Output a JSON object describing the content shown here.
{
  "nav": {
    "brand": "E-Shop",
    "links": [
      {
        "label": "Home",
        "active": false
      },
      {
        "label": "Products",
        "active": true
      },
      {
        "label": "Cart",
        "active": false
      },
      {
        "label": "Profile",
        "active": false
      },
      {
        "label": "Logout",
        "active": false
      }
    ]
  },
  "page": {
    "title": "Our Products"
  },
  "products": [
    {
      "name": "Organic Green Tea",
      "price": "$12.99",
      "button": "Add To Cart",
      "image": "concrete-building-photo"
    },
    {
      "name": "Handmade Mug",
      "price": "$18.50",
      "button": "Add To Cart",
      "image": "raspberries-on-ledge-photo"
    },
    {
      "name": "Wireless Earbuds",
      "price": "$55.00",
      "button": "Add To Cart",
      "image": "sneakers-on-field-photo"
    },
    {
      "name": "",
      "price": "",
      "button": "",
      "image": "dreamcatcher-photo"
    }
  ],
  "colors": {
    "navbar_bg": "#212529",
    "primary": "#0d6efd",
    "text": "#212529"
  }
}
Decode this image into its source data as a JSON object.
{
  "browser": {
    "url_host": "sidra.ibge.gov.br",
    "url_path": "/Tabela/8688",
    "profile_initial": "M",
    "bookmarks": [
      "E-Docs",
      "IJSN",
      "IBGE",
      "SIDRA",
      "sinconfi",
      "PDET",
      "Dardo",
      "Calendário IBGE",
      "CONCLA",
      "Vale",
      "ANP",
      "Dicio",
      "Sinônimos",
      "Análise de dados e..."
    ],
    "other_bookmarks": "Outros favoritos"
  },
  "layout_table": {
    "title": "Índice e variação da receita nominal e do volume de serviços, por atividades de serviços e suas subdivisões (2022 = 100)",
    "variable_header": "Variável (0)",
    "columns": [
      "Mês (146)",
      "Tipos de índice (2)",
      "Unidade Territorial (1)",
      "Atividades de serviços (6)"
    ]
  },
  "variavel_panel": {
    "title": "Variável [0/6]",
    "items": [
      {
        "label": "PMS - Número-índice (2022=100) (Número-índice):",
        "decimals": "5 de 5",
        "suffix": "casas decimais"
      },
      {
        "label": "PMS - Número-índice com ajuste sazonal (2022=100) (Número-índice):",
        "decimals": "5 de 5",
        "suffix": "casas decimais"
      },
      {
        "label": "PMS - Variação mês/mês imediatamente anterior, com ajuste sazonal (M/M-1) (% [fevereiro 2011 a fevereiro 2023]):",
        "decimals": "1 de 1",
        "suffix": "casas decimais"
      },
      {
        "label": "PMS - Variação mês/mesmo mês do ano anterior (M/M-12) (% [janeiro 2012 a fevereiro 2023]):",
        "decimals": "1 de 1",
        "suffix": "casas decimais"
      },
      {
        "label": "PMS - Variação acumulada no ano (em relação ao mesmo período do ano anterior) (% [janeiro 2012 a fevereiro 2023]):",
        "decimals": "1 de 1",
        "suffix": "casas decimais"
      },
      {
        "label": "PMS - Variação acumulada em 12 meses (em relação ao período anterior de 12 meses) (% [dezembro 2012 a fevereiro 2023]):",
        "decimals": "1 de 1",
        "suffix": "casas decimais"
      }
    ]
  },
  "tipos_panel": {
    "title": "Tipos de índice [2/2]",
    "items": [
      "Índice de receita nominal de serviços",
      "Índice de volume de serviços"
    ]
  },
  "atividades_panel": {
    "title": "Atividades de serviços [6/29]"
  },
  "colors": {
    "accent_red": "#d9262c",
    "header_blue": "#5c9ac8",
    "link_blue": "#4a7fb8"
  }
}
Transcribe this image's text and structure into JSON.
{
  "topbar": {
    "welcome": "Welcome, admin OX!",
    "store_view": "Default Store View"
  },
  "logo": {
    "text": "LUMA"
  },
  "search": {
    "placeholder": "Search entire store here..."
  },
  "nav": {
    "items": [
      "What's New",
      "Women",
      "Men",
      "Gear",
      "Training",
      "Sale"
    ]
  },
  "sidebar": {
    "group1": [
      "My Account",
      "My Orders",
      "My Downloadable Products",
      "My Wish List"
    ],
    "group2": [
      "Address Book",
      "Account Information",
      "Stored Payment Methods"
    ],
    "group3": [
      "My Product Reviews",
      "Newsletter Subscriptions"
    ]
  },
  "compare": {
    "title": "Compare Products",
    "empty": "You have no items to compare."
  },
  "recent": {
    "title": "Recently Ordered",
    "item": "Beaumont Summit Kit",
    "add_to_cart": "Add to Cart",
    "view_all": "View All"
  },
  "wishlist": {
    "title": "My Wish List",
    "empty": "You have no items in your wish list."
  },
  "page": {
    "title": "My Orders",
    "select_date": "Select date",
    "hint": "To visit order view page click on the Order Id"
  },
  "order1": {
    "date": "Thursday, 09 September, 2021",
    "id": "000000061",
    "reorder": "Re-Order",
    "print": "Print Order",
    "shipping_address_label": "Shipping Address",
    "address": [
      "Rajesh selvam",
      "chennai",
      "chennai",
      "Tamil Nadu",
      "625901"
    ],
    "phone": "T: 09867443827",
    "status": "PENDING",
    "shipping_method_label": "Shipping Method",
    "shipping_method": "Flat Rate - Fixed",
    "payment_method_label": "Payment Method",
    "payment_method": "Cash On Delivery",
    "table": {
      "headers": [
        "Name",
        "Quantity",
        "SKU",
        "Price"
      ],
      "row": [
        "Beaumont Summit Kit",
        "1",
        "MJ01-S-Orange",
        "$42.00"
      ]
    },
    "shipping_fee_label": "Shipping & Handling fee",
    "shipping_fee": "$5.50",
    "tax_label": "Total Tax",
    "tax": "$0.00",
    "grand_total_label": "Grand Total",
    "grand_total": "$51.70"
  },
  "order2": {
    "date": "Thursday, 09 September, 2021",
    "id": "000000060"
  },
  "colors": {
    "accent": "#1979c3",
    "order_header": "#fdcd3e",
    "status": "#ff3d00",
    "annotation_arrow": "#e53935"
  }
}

######

### Task
Read the data above and pull out each line that holds the string "Número".

### Task result
        "label": "PMS - Número-índice (2022=100) (Número-índice):",
        "label": "PMS - Número-índice com ajuste sazonal (2022=100) (Número-índice):",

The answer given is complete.